→ **Job**: Below is a block of records; repeat all of them exactly.
## BEGIN Material to process
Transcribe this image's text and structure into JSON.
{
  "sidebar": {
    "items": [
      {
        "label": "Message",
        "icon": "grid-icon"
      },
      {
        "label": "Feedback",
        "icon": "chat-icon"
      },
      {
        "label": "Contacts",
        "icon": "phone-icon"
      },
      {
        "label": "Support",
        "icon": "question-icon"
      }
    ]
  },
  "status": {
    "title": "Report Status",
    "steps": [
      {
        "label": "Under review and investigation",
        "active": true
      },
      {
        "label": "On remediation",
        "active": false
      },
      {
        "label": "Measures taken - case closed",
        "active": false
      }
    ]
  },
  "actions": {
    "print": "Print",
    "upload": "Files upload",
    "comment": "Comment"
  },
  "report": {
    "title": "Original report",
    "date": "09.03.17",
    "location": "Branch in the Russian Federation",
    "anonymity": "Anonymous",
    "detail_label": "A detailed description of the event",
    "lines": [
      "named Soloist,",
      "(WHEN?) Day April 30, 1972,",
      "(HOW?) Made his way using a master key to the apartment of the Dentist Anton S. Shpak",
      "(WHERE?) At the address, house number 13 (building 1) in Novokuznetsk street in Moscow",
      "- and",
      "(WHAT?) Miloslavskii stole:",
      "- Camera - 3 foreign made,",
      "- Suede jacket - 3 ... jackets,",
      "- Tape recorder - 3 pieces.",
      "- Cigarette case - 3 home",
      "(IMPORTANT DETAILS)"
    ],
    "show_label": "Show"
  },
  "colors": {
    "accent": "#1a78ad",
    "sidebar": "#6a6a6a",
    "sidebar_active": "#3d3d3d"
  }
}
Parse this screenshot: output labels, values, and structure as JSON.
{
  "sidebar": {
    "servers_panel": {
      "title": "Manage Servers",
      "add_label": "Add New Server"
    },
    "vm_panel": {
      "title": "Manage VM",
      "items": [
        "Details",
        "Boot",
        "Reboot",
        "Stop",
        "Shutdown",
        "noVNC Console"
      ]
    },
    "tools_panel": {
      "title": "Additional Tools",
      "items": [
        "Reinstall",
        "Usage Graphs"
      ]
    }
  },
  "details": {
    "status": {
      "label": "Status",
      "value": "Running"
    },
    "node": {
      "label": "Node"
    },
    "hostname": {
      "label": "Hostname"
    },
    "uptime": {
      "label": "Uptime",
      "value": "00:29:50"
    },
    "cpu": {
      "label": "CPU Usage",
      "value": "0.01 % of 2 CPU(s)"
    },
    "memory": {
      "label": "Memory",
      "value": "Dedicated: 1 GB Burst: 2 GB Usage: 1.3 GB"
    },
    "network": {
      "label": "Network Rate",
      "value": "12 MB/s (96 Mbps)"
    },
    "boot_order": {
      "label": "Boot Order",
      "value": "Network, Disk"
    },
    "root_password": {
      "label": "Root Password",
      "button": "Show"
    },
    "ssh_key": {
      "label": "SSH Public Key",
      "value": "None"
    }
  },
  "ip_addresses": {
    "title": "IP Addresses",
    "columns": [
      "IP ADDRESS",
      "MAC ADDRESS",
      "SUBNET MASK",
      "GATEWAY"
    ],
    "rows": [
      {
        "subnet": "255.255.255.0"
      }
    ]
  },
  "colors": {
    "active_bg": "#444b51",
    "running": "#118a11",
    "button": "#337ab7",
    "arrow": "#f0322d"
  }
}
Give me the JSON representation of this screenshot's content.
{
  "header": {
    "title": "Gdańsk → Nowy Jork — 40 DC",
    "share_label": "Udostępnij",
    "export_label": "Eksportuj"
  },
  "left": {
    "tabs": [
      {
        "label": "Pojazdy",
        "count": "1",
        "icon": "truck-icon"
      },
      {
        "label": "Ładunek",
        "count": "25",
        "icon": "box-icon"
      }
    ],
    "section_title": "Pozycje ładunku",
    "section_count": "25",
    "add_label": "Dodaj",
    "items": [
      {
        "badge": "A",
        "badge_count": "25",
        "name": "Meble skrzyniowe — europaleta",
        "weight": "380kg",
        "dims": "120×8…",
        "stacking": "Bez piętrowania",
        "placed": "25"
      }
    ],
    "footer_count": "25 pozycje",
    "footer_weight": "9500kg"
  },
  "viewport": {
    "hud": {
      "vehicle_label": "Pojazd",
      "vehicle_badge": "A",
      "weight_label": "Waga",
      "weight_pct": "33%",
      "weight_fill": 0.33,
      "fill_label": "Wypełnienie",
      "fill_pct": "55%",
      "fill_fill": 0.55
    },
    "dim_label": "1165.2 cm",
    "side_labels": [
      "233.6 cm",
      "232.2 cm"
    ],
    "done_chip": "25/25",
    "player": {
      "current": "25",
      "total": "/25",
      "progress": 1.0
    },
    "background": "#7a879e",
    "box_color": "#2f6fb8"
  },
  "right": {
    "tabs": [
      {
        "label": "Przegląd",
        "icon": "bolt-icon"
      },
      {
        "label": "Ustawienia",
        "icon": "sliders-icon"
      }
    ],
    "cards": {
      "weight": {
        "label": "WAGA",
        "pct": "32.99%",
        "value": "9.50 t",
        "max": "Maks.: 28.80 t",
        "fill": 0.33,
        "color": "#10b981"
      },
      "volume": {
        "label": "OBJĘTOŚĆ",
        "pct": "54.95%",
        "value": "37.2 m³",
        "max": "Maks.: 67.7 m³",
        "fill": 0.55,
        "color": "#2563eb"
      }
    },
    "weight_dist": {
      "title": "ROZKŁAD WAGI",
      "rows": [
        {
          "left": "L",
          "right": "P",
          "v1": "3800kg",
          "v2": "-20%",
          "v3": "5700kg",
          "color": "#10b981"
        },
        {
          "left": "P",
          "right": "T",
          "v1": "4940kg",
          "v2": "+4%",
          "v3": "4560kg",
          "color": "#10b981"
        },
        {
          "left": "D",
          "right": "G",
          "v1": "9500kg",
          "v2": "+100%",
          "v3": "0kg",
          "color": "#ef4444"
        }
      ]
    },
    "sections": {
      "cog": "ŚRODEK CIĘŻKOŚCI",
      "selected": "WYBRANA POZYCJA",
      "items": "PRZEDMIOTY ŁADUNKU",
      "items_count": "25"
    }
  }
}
## END Material to process
→ **Output of the exercise**:
Transcribe this image's text and structure into JSON.
{
  "sidebar": {
    "items": [
      {
        "label": "Message",
        "icon": "grid-icon"
      },
      {
        "label": "Feedback",
        "icon": "chat-icon"
      },
      {
        "label": "Contacts",
        "icon": "phone-icon"
      },
      {
        "label": "Support",
        "icon": "question-icon"
      }
    ]
  },
  "status": {
    "title": "Report Status",
    "steps": [
      {
        "label": "Under review and investigation",
        "active": true
      },
      {
        "label": "On remediation",
        "active": false
      },
      {
        "label": "Measures taken - case closed",
        "active": false
      }
    ]
  },
  "actions": {
    "print": "Print",
    "upload": "Files upload",
    "comment": "Comment"
  },
  "report": {
    "title": "Original report",
    "date": "09.03.17",
    "location": "Branch in the Russian Federation",
    "anonymity": "Anonymous",
    "detail_label": "A detailed description of the event",
    "lines": [
      "named Soloist,",
      "(WHEN?) Day April 30, 1972,",
      "(HOW?) Made his way using a master key to the apartment of the Dentist Anton S. Shpak",
      "(WHERE?) At the address, house number 13 (building 1) in Novokuznetsk street in Moscow",
      "- and",
      "(WHAT?) Miloslavskii stole:",
      "- Camera - 3 foreign made,",
      "- Suede jacket - 3 ... jackets,",
      "- Tape recorder - 3 pieces.",
      "- Cigarette case - 3 home",
      "(IMPORTANT DETAILS)"
    ],
    "show_label": "Show"
  },
  "colors": {
    "accent": "#1a78ad",
    "sidebar": "#6a6a6a",
    "sidebar_active": "#3d3d3d"
  }
}
Parse this screenshot: output labels, values, and structure as JSON.
{
  "sidebar": {
    "servers_panel": {
      "title": "Manage Servers",
      "add_label": "Add New Server"
    },
    "vm_panel": {
      "title": "Manage VM",
      "items": [
        "Details",
        "Boot",
        "Reboot",
        "Stop",
        "Shutdown",
        "noVNC Console"
      ]
    },
    "tools_panel": {
      "title": "Additional Tools",
      "items": [
        "Reinstall",
        "Usage Graphs"
      ]
    }
  },
  "details": {
    "status": {
      "label": "Status",
      "value": "Running"
    },
    "node": {
      "label": "Node"
    },
    "hostname": {
      "label": "Hostname"
    },
    "uptime": {
      "label": "Uptime",
      "value": "00:29:50"
    },
    "cpu": {
      "label": "CPU Usage",
      "value": "0.01 % of 2 CPU(s)"
    },
    "memory": {
      "label": "Memory",
      "value": "Dedicated: 1 GB Burst: 2 GB Usage: 1.3 GB"
    },
    "network": {
      "label": "Network Rate",
      "value": "12 MB/s (96 Mbps)"
    },
    "boot_order": {
      "label": "Boot Order",
      "value": "Network, Disk"
    },
    "root_password": {
      "label": "Root Password",
      "button": "Show"
    },
    "ssh_key": {
      "label": "SSH Public Key",
      "value": "None"
    }
  },
  "ip_addresses": {
    "title": "IP Addresses",
    "columns": [
      "IP ADDRESS",
      "MAC ADDRESS",
      "SUBNET MASK",
      "GATEWAY"
    ],
    "rows": [
      {
        "subnet": "255.255.255.0"
      }
    ]
  },
  "colors": {
    "active_bg": "#444b51",
    "running": "#118a11",
    "button": "#337ab7",
    "arrow": "#f0322d"
  }
}
Give me the JSON representation of this screenshot's content.
{
  "header": {
    "title": "Gdańsk → Nowy Jork — 40 DC",
    "share_label": "Udostępnij",
    "export_label": "Eksportuj"
  },
  "left": {
    "tabs": [
      {
        "label": "Pojazdy",
        "count": "1",
        "icon": "truck-icon"
      },
      {
        "label": "Ładunek",
        "count": "25",
        "icon": "box-icon"
      }
    ],
    "section_title": "Pozycje ładunku",
    "section_count": "25",
    "add_label": "Dodaj",
    "items": [
      {
        "badge": "A",
        "badge_count": "25",
        "name": "Meble skrzyniowe — europaleta",
        "weight": "380kg",
        "dims": "120×8…",
        "stacking": "Bez piętrowania",
        "placed": "25"
      }
    ],
    "footer_count": "25 pozycje",
    "footer_weight": "9500kg"
  },
  "viewport": {
    "hud": {
      "vehicle_label": "Pojazd",
      "vehicle_badge": "A",
      "weight_label": "Waga",
      "weight_pct": "33%",
      "weight_fill": 0.33,
      "fill_label": "Wypełnienie",
      "fill_pct": "55%",
      "fill_fill": 0.55
    },
    "dim_label": "1165.2 cm",
    "side_labels": [
      "233.6 cm",
      "232.2 cm"
    ],
    "done_chip": "25/25",
    "player": {
      "current": "25",
      "total": "/25",
      "progress": 1.0
    },
    "background": "#7a879e",
    "box_color": "#2f6fb8"
  },
  "right": {
    "tabs": [
      {
        "label": "Przegląd",
        "icon": "bolt-icon"
      },
      {
        "label": "Ustawienia",
        "icon": "sliders-icon"
      }
    ],
    "cards": {
      "weight": {
        "label": "WAGA",
        "pct": "32.99%",
        "value": "9.50 t",
        "max": "Maks.: 28.80 t",
        "fill": 0.33,
        "color": "#10b981"
      },
      "volume": {
        "label": "OBJĘTOŚĆ",
        "pct": "54.95%",
        "value": "37.2 m³",
        "max": "Maks.: 67.7 m³",
        "fill": 0.55,
        "color": "#2563eb"
      }
    },
    "weight_dist": {
      "title": "ROZKŁAD WAGI",
      "rows": [
        {
          "left": "L",
          "right": "P",
          "v1": "3800kg",
          "v2": "-20%",
          "v3": "5700kg",
          "color": "#10b981"
        },
        {
          "left": "P",
          "right": "T",
          "v1": "4940kg",
          "v2": "+4%",
          "v3": "4560kg",
          "color": "#10b981"
        },
        {
          "left": "D",
          "right": "G",
          "v1": "9500kg",
          "v2": "+100%",
          "v3": "0kg",
          "color": "#ef4444"
        }
      ]
    },
    "sections": {
      "cog": "ŚRODEK CIĘŻKOŚCI",
      "selected": "WYBRANA POZYCJA",
      "items": "PRZEDMIOTY ŁADUNKU",
      "items_count": "25"
    }
  }
}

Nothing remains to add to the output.